* 読解用の抜粋:
════

2017年01月15日

98.太平洋戦争へ(7)

「そんな歴史観は自虐的に過ぎる」。
「そんなのは誇張された歴史だ」。
わが国の過去の負の部分を振り返ろうとする時に
決まって出てくる「意見」です。
でも、いまだに根強い反日運動があるのも事実。
事実を追求するために、あれこれ踏まえながら
引き続き先の戦争を振り返りましょう。

「アジアの人々を苦しめた」といわれる日本ですが、
自国の兵士さえも最終的には追いつめていくことに。
ミッドウェー海戦で負ける前から
日本の暗号はアメリカに筒抜けでしたから、
その時既に日本には勝ち目はありませんでした。
にもかかわらず大本営は
前線の兵士に戦闘命令を出し続けます。
日本海軍はガダルカナル島へ上陸。
このときの米軍の数は1万7,000名。
日本軍は約2,800名。
かなうわけがありません。

ガダルカナル島奪回を誓った日本はその後、
一木支隊約900名を派遣しますが、一瞬で壊滅。
第一次・第二次ソロモン海戦では多くの空母、戦闘機を失い、
それでもまだあきらめない。
ラバウルから川口支隊、ジャワから第二師団が
上陸しますが集中砲撃を受け、
その上食料不足による餓死者が続出して全滅。
第三八師団を投入した第三次ソロモン海戦では
甚大な損害を受け、
ようやく大本営はガダルカナル島放棄、
撤退を決定します。

巻き返しを図る大本営は、
東部ニューギニアへ兵力増強のため
ラバウルから船団を送りますが、
この輸送作戦も米軍に暗号解読されており、
船団がダンピール海峡に差しかかったところで
大規模な航空攻撃によって全滅。
これが「ダンピール海峡の悲劇」です。

════

構造化ページ解析データ
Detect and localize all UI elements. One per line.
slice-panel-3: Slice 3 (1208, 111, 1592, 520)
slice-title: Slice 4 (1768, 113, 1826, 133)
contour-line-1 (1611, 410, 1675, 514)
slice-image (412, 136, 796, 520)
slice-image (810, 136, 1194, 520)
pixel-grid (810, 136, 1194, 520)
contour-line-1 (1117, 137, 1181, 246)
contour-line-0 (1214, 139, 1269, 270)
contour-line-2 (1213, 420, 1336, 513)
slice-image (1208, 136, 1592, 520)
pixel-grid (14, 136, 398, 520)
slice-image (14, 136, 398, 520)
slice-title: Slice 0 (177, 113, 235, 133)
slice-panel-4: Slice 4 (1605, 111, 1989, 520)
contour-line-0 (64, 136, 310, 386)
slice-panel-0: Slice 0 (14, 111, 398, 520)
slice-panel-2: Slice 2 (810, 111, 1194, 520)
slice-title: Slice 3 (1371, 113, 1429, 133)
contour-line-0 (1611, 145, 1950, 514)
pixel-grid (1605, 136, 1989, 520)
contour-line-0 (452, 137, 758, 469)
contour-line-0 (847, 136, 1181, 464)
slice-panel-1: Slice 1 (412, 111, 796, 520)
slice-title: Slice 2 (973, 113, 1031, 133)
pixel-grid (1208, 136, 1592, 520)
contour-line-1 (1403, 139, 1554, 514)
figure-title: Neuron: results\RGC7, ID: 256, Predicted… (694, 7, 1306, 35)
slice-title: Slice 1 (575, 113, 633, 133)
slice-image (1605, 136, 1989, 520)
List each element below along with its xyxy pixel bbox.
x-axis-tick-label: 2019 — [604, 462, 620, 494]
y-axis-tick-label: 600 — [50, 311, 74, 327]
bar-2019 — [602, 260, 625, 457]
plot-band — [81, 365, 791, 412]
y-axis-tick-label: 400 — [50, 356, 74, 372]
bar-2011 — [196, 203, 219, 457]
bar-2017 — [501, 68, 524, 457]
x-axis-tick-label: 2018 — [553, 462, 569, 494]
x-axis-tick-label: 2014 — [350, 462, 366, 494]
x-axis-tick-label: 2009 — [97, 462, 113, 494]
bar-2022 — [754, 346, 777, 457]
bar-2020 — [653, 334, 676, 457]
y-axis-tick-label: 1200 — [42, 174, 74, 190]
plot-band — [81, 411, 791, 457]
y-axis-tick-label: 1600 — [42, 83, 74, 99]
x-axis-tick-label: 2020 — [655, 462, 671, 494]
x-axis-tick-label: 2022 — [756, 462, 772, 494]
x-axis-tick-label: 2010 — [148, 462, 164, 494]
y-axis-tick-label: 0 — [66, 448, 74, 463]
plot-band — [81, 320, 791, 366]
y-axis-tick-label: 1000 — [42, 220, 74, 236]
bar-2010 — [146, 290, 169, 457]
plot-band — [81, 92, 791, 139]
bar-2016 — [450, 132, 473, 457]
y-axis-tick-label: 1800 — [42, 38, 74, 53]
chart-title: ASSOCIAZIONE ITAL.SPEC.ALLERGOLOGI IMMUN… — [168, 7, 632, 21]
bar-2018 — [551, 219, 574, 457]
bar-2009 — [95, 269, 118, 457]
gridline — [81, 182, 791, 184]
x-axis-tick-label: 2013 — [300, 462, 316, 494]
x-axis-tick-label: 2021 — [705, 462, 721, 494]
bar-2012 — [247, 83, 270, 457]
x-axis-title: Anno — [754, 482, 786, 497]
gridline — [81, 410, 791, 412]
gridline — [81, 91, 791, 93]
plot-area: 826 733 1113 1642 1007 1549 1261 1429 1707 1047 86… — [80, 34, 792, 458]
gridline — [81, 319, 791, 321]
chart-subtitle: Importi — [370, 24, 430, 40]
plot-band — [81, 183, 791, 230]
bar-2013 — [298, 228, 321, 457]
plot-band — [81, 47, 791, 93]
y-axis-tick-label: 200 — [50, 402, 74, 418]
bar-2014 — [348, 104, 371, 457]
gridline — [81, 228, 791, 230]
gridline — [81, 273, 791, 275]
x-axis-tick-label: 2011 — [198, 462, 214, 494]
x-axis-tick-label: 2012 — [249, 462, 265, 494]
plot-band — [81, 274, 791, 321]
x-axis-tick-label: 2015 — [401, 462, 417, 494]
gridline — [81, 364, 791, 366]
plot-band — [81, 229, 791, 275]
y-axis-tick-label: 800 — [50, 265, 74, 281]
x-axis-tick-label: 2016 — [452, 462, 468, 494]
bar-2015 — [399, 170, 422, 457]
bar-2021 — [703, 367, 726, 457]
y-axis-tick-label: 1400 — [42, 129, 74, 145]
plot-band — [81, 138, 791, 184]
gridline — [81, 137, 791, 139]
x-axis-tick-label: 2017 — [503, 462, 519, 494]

════

* 課題の内容:
上に掲げた太平洋戦争に関する文章のうち、「にもかかわらず大本営は」から「その上食料不足による餓死者が続出して全滅。」までの箇所を一字一句違えずに書き写してください。

* 問題の解答:
にもかかわらず大本営は
前線の兵士に戦闘命令を出し続けます。
日本海軍はガダルカナル島へ上陸。
このときの米軍の数は1万7,000名。
日本軍は約2,800名。
かなうわけがありません。

ガダルカナル島奪回を誓った日本はその後、
一木支隊約900名を派遣しますが、一瞬で壊滅。
第一次・第二次ソロモン海戦では多くの空母、戦闘機を失い、
それでもまだあきらめない。
ラバウルから川口支隊、ジャワから第二師団が
上陸しますが集中砲撃を受け、
その上食料不足による餓死者が続出して全滅。